* Task brief:
In the text on early X-ray diffraction, what crystal was ground into powder for the first powder X-ray diffraction experiment?

* Given text:

§ §

In 1912, Max von Laue, Walter Friedrich, and Paul Knipping performed their famous X-ray diffraction experiment and proved for the first time two basic principles in physics: that a single crystal is composed of regular blocks and that X-rays behave as waves with a wavelength in the order of the distances between the building blocks of the crystal. It is interesting to note, that Fridrich and Knipping also carried out first powder X-ray diffraction experiment. They ground a copper sulphate crystal and placed the powder sample in the X-ray beam instead of a single-crystal. They observed small speckles around a central spot. Unfortunately, they used a polychromatic beam and the exposure was too short to observe diffraction rings [1].

§ §

* Structured page parsing data:
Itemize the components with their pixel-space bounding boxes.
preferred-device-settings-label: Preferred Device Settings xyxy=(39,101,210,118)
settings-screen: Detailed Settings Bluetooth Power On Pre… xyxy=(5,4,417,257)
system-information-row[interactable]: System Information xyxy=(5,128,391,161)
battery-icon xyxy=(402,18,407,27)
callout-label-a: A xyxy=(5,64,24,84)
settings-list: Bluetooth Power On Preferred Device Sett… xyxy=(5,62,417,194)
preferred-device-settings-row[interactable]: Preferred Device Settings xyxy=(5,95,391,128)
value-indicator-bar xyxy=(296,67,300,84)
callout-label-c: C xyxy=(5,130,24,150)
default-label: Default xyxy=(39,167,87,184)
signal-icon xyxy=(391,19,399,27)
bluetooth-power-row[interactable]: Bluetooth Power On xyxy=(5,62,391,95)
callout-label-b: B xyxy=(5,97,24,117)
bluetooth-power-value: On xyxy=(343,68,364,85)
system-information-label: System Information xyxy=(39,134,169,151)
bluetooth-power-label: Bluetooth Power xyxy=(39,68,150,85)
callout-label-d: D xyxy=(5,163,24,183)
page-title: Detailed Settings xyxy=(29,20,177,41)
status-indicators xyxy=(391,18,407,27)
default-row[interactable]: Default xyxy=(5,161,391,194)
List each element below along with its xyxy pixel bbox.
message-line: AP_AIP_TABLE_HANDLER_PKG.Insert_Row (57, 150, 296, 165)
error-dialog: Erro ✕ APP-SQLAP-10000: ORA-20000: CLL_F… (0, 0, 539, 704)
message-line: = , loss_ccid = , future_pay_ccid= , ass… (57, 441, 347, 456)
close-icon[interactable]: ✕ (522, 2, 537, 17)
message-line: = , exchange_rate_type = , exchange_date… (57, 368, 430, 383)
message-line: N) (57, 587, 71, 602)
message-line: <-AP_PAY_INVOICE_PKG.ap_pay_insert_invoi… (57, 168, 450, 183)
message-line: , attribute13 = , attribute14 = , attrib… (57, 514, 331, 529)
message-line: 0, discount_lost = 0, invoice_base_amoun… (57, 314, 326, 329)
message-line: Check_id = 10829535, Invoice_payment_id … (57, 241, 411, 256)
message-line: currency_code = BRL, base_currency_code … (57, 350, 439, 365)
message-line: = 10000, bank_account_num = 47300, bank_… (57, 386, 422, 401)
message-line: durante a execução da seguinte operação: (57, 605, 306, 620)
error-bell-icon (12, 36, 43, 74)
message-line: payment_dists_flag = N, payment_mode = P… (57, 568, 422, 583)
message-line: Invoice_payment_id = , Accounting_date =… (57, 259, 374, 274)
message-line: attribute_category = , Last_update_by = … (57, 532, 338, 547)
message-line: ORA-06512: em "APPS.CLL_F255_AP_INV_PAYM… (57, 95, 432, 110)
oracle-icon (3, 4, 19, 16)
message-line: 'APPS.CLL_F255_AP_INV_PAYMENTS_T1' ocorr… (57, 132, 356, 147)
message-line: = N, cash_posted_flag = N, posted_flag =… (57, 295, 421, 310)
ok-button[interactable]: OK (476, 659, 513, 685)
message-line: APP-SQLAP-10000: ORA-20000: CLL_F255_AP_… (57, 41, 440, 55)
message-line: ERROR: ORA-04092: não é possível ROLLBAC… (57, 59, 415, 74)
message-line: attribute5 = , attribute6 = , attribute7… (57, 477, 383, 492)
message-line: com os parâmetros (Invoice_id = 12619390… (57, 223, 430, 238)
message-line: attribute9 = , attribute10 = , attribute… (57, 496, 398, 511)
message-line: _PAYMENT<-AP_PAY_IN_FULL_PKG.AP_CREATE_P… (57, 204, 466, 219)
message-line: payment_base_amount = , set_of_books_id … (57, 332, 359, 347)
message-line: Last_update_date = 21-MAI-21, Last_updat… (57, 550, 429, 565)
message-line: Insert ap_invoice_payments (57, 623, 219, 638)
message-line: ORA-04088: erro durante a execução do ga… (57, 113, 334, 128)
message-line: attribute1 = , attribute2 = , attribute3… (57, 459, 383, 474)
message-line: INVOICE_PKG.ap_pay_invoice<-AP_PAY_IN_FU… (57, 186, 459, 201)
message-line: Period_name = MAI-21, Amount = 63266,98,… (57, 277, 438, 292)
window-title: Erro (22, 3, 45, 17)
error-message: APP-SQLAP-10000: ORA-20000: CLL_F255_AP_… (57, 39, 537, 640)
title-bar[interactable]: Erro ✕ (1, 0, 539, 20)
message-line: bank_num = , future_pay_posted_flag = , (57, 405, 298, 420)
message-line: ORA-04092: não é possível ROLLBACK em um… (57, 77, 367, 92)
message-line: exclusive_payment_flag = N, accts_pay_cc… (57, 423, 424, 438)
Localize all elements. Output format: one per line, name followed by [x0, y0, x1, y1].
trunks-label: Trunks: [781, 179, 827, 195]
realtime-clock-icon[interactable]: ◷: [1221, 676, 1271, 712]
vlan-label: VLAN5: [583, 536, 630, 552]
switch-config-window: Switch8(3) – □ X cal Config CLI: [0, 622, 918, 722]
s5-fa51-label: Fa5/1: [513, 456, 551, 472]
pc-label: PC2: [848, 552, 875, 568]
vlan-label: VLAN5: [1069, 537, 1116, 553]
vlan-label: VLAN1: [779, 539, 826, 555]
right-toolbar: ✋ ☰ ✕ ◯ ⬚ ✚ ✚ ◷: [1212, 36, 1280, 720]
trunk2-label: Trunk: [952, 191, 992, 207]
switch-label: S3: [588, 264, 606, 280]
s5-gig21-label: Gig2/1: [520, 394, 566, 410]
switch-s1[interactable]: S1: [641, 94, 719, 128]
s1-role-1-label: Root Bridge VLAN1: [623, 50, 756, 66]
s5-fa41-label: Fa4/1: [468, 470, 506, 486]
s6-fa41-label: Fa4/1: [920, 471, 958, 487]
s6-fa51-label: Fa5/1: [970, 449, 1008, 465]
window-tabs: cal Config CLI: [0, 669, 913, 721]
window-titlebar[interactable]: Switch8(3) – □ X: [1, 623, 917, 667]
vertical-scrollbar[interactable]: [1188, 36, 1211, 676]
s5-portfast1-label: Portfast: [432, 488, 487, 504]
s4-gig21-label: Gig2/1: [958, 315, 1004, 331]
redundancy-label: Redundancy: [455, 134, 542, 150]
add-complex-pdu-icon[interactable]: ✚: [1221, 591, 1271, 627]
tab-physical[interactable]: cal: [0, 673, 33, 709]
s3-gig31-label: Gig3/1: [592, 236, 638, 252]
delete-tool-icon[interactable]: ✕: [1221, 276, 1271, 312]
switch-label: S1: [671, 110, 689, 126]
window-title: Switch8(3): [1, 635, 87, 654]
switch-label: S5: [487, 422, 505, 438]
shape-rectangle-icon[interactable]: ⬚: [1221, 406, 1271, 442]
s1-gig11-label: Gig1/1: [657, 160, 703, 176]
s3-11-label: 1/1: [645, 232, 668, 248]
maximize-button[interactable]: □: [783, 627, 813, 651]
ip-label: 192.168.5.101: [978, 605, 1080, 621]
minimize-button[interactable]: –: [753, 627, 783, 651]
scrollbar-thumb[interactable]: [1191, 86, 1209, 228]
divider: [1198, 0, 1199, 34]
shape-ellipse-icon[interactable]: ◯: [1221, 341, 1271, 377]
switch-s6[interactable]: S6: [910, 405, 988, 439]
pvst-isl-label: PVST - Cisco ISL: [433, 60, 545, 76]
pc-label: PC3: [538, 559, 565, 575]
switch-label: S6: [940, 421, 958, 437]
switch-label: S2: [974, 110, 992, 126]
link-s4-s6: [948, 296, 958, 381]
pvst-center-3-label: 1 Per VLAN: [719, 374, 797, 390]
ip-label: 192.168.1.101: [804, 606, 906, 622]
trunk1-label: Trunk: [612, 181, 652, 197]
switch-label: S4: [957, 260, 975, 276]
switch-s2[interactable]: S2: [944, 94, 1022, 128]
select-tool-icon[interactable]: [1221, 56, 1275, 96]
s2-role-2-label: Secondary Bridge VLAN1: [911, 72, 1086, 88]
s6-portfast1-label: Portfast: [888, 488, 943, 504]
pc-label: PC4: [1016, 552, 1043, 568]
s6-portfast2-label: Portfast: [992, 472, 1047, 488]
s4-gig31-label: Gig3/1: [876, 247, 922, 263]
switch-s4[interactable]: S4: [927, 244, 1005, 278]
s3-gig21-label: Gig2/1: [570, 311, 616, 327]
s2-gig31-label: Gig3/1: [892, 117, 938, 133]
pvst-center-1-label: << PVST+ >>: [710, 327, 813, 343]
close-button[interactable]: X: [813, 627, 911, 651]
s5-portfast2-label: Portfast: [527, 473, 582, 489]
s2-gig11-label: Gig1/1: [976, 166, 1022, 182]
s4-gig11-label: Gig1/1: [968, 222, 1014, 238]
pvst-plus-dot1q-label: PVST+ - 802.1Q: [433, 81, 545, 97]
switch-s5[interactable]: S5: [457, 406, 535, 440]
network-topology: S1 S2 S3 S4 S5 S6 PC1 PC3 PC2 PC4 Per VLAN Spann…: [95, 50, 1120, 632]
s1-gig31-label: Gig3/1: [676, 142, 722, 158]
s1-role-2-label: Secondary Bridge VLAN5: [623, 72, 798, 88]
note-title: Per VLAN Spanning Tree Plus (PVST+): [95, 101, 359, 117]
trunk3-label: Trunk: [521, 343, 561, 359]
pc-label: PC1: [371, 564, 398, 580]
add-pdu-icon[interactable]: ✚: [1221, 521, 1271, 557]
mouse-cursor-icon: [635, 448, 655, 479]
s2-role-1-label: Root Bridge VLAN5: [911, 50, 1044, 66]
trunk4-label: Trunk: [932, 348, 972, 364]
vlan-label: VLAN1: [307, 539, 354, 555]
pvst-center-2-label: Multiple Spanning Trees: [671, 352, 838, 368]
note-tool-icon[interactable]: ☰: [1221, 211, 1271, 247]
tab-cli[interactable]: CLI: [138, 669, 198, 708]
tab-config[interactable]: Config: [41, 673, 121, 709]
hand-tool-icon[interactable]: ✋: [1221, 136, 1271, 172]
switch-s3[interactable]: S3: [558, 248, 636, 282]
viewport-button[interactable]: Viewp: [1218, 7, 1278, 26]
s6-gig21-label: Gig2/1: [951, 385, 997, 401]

§ §

* Output for this exercise:
A copper sulfate crystal.